Task objective >> The data below should be printed in full, exactly, and without any of its images.

Extracted entries >>
= = = =
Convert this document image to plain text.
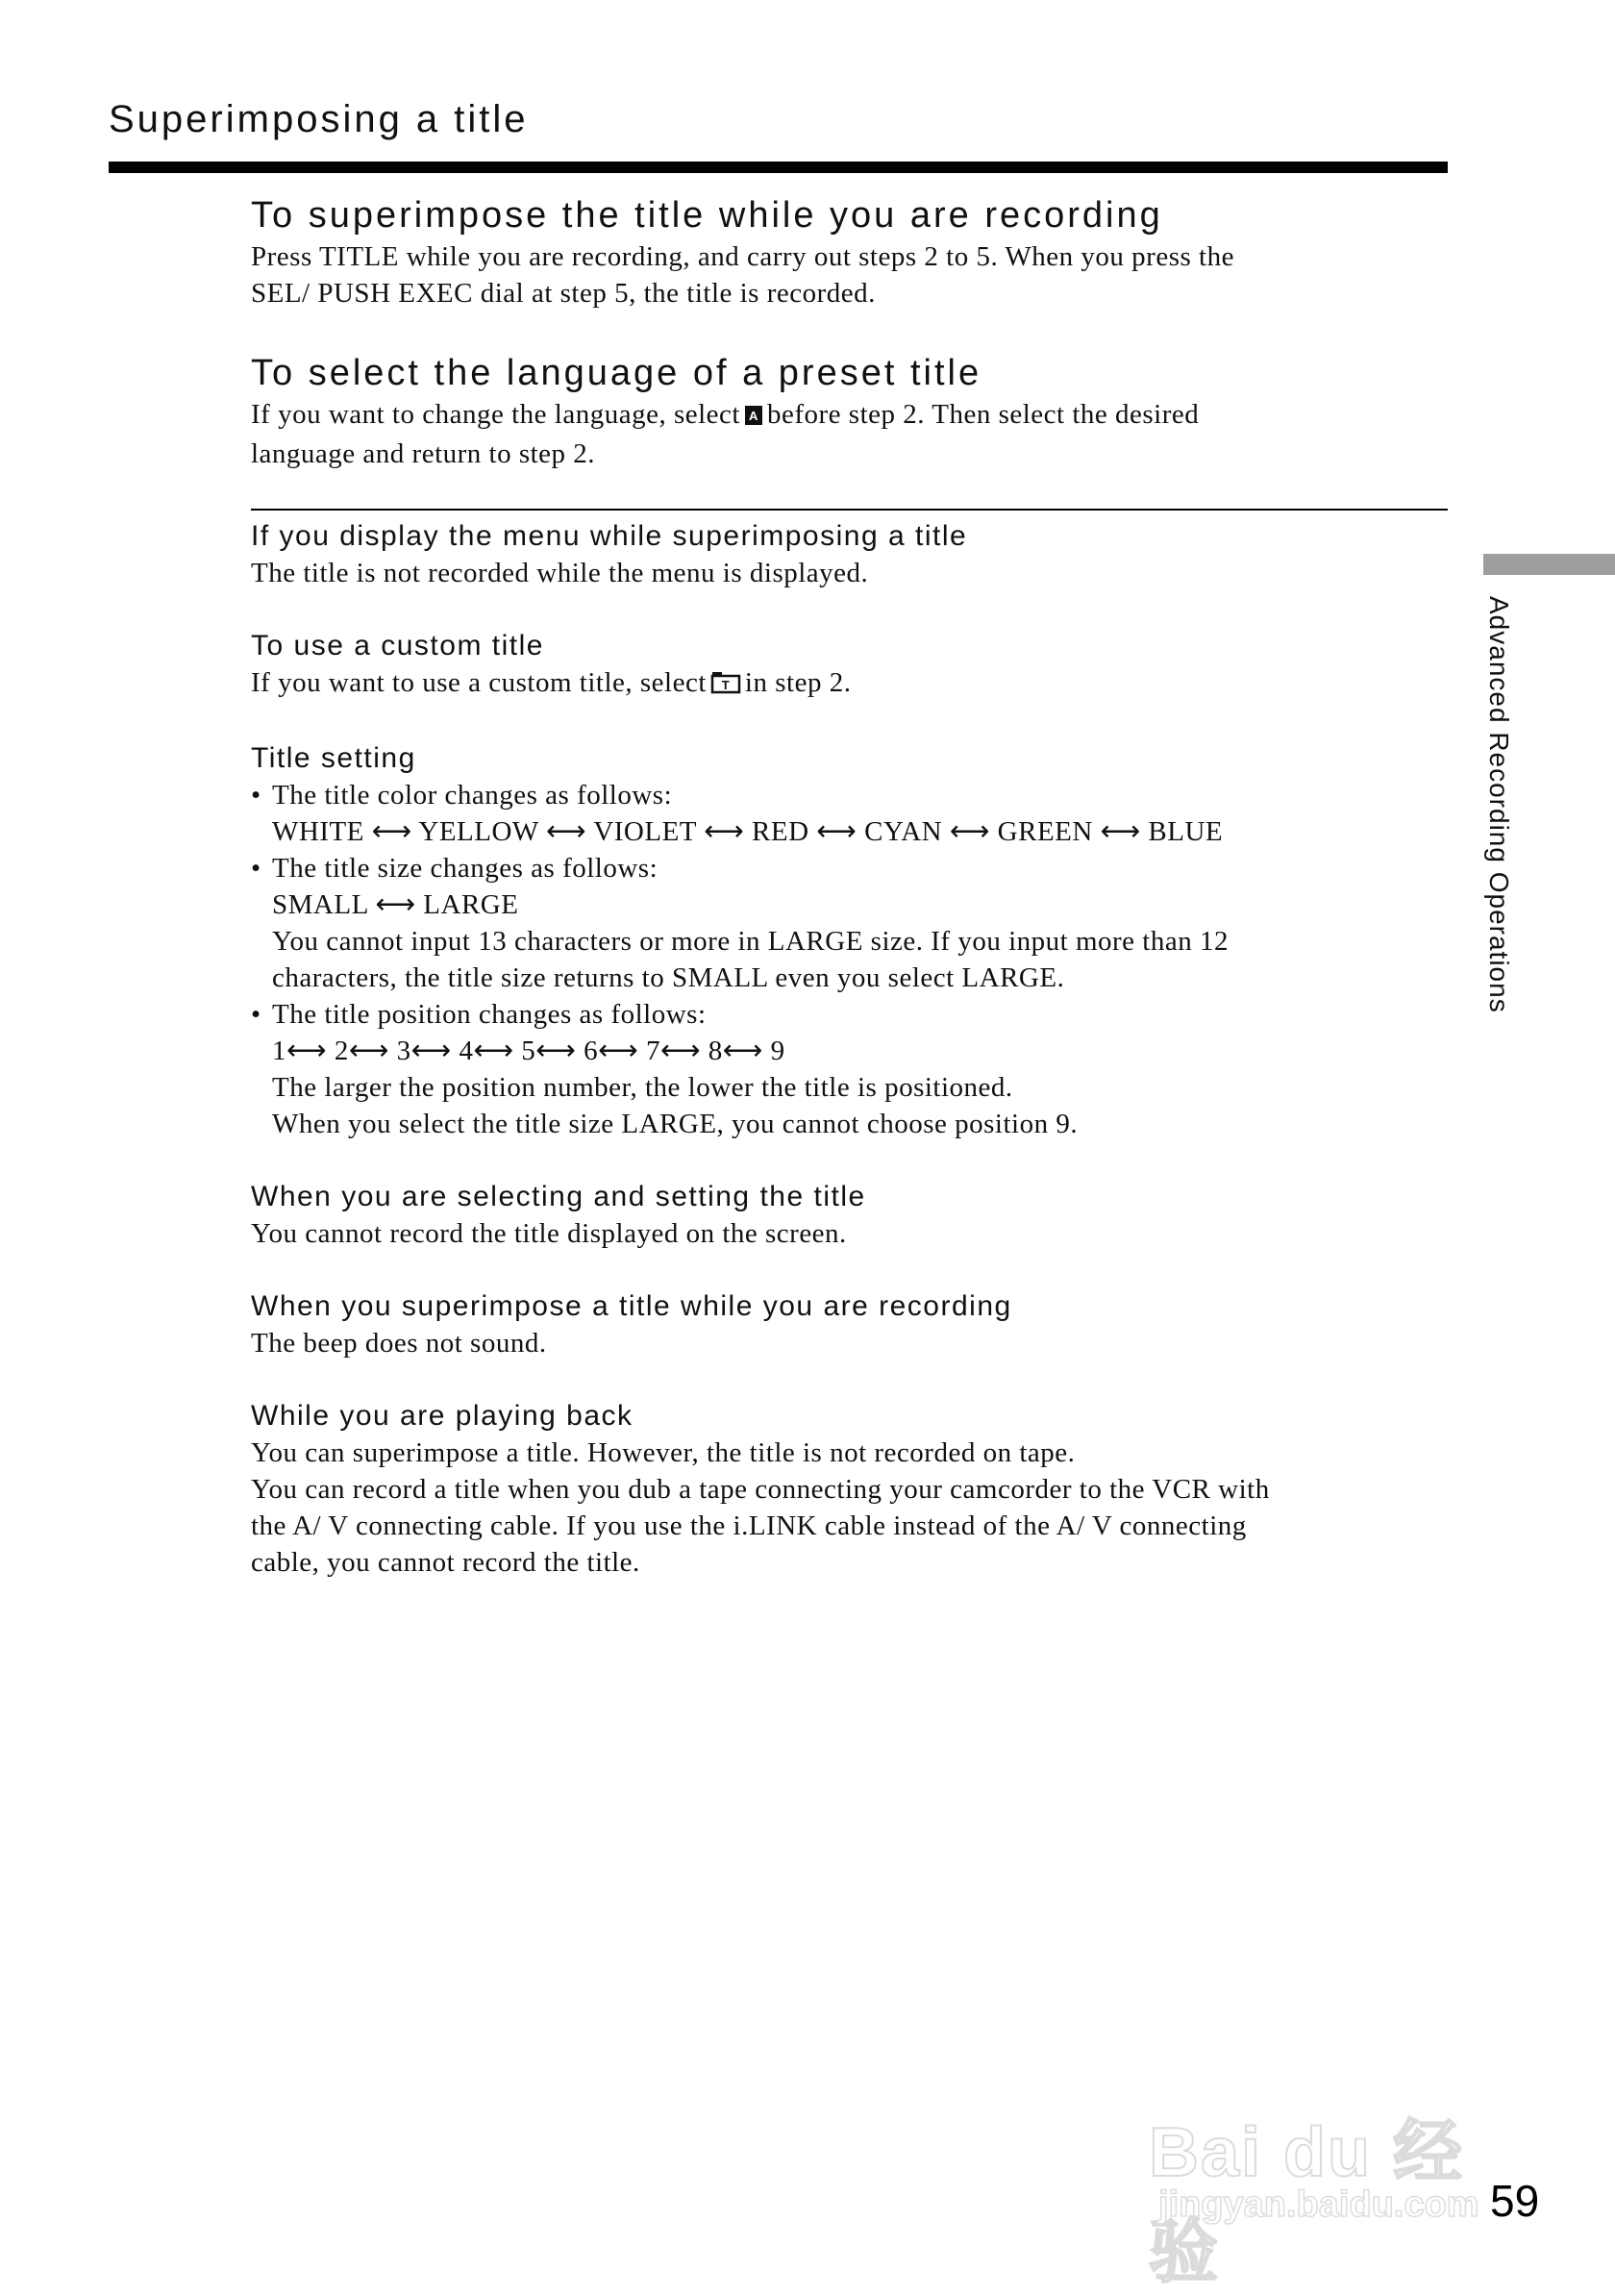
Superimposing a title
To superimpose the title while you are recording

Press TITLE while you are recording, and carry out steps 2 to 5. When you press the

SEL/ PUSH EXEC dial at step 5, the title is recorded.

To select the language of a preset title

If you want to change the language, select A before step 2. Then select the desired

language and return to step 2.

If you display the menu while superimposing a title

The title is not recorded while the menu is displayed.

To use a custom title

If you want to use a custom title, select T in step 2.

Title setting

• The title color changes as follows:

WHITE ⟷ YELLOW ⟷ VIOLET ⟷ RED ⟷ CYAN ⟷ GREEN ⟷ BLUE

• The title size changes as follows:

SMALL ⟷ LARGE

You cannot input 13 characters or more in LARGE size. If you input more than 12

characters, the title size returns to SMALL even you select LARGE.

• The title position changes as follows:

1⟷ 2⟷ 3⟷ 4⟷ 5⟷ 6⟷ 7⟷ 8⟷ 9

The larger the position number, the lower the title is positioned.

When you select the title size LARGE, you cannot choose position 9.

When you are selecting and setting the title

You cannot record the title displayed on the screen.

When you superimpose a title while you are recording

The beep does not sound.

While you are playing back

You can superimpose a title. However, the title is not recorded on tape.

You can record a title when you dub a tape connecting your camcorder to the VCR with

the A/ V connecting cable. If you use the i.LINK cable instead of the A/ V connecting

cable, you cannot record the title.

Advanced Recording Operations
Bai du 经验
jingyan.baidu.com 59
= = = =
Solution for this exercise >>
Convert this document image to plain text.
Superimposing a title
To superimpose the title while you are recording

Press TITLE while you are recording, and carry out steps 2 to 5. When you press the

SEL/ PUSH EXEC dial at step 5, the title is recorded.

To select the language of a preset title

If you want to change the language, select A before step 2. Then select the desired

language and return to step 2.

If you display the menu while superimposing a title

The title is not recorded while the menu is displayed.

To use a custom title

If you want to use a custom title, select T in step 2.

Title setting

• The title color changes as follows:

WHITE ⟷ YELLOW ⟷ VIOLET ⟷ RED ⟷ CYAN ⟷ GREEN ⟷ BLUE

• The title size changes as follows:

SMALL ⟷ LARGE

You cannot input 13 characters or more in LARGE size. If you input more than 12

characters, the title size returns to SMALL even you select LARGE.

• The title position changes as follows:

1⟷ 2⟷ 3⟷ 4⟷ 5⟷ 6⟷ 7⟷ 8⟷ 9

The larger the position number, the lower the title is positioned.

When you select the title size LARGE, you cannot choose position 9.

When you are selecting and setting the title

You cannot record the title displayed on the screen.

When you superimpose a title while you are recording

The beep does not sound.

While you are playing back

You can superimpose a title. However, the title is not recorded on tape.

You can record a title when you dub a tape connecting your camcorder to the VCR with

the A/ V connecting cable. If you use the i.LINK cable instead of the A/ V connecting

cable, you cannot record the title.

Advanced Recording Operations
Bai du 经验
jingyan.baidu.com 59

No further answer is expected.